STATED PROBLEM: Below are some records: retype them all exactly, but not the pictures.

PROVIDED RECORDS:

=====

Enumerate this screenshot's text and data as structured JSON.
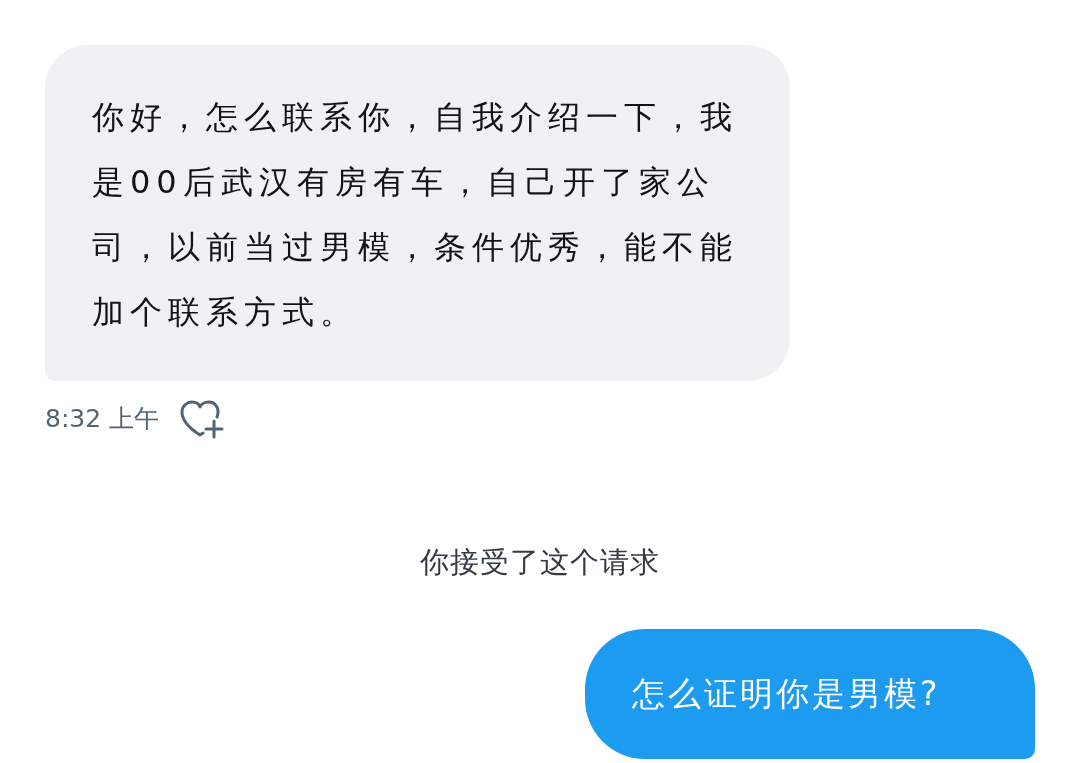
{
  "messages": [
    {
      "kind": "incoming",
      "text": "你好，怎么联系你，自我介绍一下，我是00后武汉有房有车，自己开了家公司，以前当过男模，条件优秀，能不能加个联系方式。",
      "time": "8:32 上午"
    },
    {
      "kind": "system",
      "text": "你接受了这个请求"
    },
    {
      "kind": "outgoing",
      "text": "怎么证明你是男模?"
    }
  ]
}
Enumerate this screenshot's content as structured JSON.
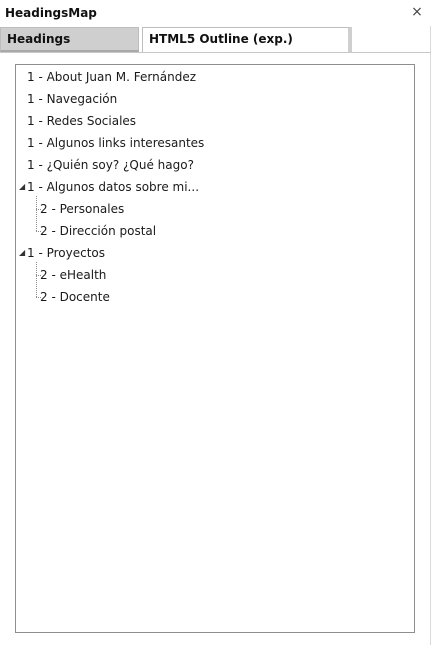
{
  "panel": {
    "title": "HeadingsMap",
    "close_symbol": "×"
  },
  "tabs": [
    {
      "label": "Headings",
      "selected": true
    },
    {
      "label": "HTML5 Outline (exp.)",
      "selected": false
    }
  ],
  "tree": {
    "items": [
      {
        "label": "1 - About Juan M. Fernández",
        "level": 1,
        "expandable": false
      },
      {
        "label": "1 - Navegación",
        "level": 1,
        "expandable": false
      },
      {
        "label": "1 - Redes Sociales",
        "level": 1,
        "expandable": false
      },
      {
        "label": "1 - Algunos links interesantes",
        "level": 1,
        "expandable": false
      },
      {
        "label": "1 - ¿Quién soy? ¿Qué hago?",
        "level": 1,
        "expandable": false
      },
      {
        "label": "1 - Algunos datos sobre mi...",
        "level": 1,
        "expandable": true,
        "expanded": true
      },
      {
        "label": "2 - Personales",
        "level": 2,
        "expandable": false
      },
      {
        "label": "2 - Dirección postal",
        "level": 2,
        "expandable": false
      },
      {
        "label": "1 - Proyectos",
        "level": 1,
        "expandable": true,
        "expanded": true
      },
      {
        "label": "2 - eHealth",
        "level": 2,
        "expandable": false
      },
      {
        "label": "2 - Docente",
        "level": 2,
        "expandable": false
      }
    ],
    "expanded_icon": "◢"
  }
}
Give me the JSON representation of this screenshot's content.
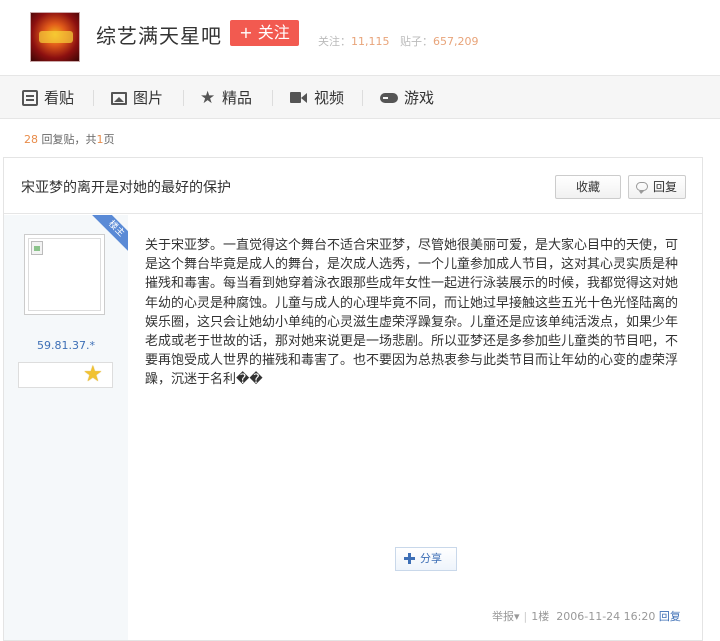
{
  "header": {
    "forum_name": "综艺满天星吧",
    "follow_label": "+ 关注",
    "follow_prefix": "关注：",
    "follow_count": "11,115",
    "post_prefix": "贴子：",
    "post_count": "657,209"
  },
  "nav": {
    "items": [
      {
        "label": "看贴",
        "icon": "document-icon"
      },
      {
        "label": "图片",
        "icon": "image-icon"
      },
      {
        "label": "精品",
        "icon": "star-icon"
      },
      {
        "label": "视频",
        "icon": "video-icon"
      },
      {
        "label": "游戏",
        "icon": "gamepad-icon"
      }
    ]
  },
  "thread": {
    "reply_count": "28",
    "reply_text": "回复贴，共",
    "page_count": "1",
    "page_suffix": "页",
    "title": "宋亚梦的离开是对她的最好的保护",
    "fav_label": "收藏",
    "reply_label": "回复"
  },
  "post": {
    "badge": "楼主",
    "user_ip": "59.81.37.*",
    "content": "关于宋亚梦。一直觉得这个舞台不适合宋亚梦，尽管她很美丽可爱，是大家心目中的天使，可是这个舞台毕竟是成人的舞台，是次成人选秀，一个儿童参加成人节目，这对其心灵实质是种摧残和毒害。每当看到她穿着泳衣跟那些成年女性一起进行泳装展示的时候，我都觉得这对她年幼的心灵是种腐蚀。儿童与成人的心理毕竟不同，而让她过早接触这些五光十色光怪陆离的娱乐圈，这只会让她幼小单纯的心灵滋生虚荣浮躁复杂。儿童还是应该单纯活泼点，如果少年老成或老于世故的话，那对她来说更是一场悲剧。所以亚梦还是多参加些儿童类的节目吧，不要再饱受成人世界的摧残和毒害了。也不要因为总热衷参与此类节目而让年幼的心变的虚荣浮躁，沉迷于名利��",
    "share_label": "分享",
    "report_label": "举报",
    "floor": "1楼",
    "timestamp": "2006-11-24 16:20",
    "reply_link": "回复"
  }
}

=====

WRITTEN SOLUTION:
Enumerate this screenshot's text and data as structured JSON.
{
  "messages": [
    {
      "kind": "incoming",
      "text": "你好，怎么联系你，自我介绍一下，我是00后武汉有房有车，自己开了家公司，以前当过男模，条件优秀，能不能加个联系方式。",
      "time": "8:32 上午"
    },
    {
      "kind": "system",
      "text": "你接受了这个请求"
    },
    {
      "kind": "outgoing",
      "text": "怎么证明你是男模?"
    }
  ]
}
Enumerate this screenshot's content as structured JSON.
{
  "panel": {
    "title": "HeadingsMap",
    "close_symbol": "×"
  },
  "tabs": [
    {
      "label": "Headings",
      "selected": true
    },
    {
      "label": "HTML5 Outline (exp.)",
      "selected": false
    }
  ],
  "tree": {
    "items": [
      {
        "label": "1 - About Juan M. Fernández",
        "level": 1,
        "expandable": false
      },
      {
        "label": "1 - Navegación",
        "level": 1,
        "expandable": false
      },
      {
        "label": "1 - Redes Sociales",
        "level": 1,
        "expandable": false
      },
      {
        "label": "1 - Algunos links interesantes",
        "level": 1,
        "expandable": false
      },
      {
        "label": "1 - ¿Quién soy? ¿Qué hago?",
        "level": 1,
        "expandable": false
      },
      {
        "label": "1 - Algunos datos sobre mi...",
        "level": 1,
        "expandable": true,
        "expanded": true
      },
      {
        "label": "2 - Personales",
        "level": 2,
        "expandable": false
      },
      {
        "label": "2 - Dirección postal",
        "level": 2,
        "expandable": false
      },
      {
        "label": "1 - Proyectos",
        "level": 1,
        "expandable": true,
        "expanded": true
      },
      {
        "label": "2 - eHealth",
        "level": 2,
        "expandable": false
      },
      {
        "label": "2 - Docente",
        "level": 2,
        "expandable": false
      }
    ],
    "expanded_icon": "◢"
  }
}
Give me the JSON representation of this screenshot's content.
{
  "header": {
    "forum_name": "综艺满天星吧",
    "follow_label": "+ 关注",
    "follow_prefix": "关注：",
    "follow_count": "11,115",
    "post_prefix": "贴子：",
    "post_count": "657,209"
  },
  "nav": {
    "items": [
      {
        "label": "看贴",
        "icon": "document-icon"
      },
      {
        "label": "图片",
        "icon": "image-icon"
      },
      {
        "label": "精品",
        "icon": "star-icon"
      },
      {
        "label": "视频",
        "icon": "video-icon"
      },
      {
        "label": "游戏",
        "icon": "gamepad-icon"
      }
    ]
  },
  "thread": {
    "reply_count": "28",
    "reply_text": "回复贴，共",
    "page_count": "1",
    "page_suffix": "页",
    "title": "宋亚梦的离开是对她的最好的保护",
    "fav_label": "收藏",
    "reply_label": "回复"
  },
  "post": {
    "badge": "楼主",
    "user_ip": "59.81.37.*",
    "content": "关于宋亚梦。一直觉得这个舞台不适合宋亚梦，尽管她很美丽可爱，是大家心目中的天使，可是这个舞台毕竟是成人的舞台，是次成人选秀，一个儿童参加成人节目，这对其心灵实质是种摧残和毒害。每当看到她穿着泳衣跟那些成年女性一起进行泳装展示的时候，我都觉得这对她年幼的心灵是种腐蚀。儿童与成人的心理毕竟不同，而让她过早接触这些五光十色光怪陆离的娱乐圈，这只会让她幼小单纯的心灵滋生虚荣浮躁复杂。儿童还是应该单纯活泼点，如果少年老成或老于世故的话，那对她来说更是一场悲剧。所以亚梦还是多参加些儿童类的节目吧，不要再饱受成人世界的摧残和毒害了。也不要因为总热衷参与此类节目而让年幼的心变的虚荣浮躁，沉迷于名利��",
    "share_label": "分享",
    "report_label": "举报",
    "floor": "1楼",
    "timestamp": "2006-11-24 16:20",
    "reply_link": "回复"
  }
}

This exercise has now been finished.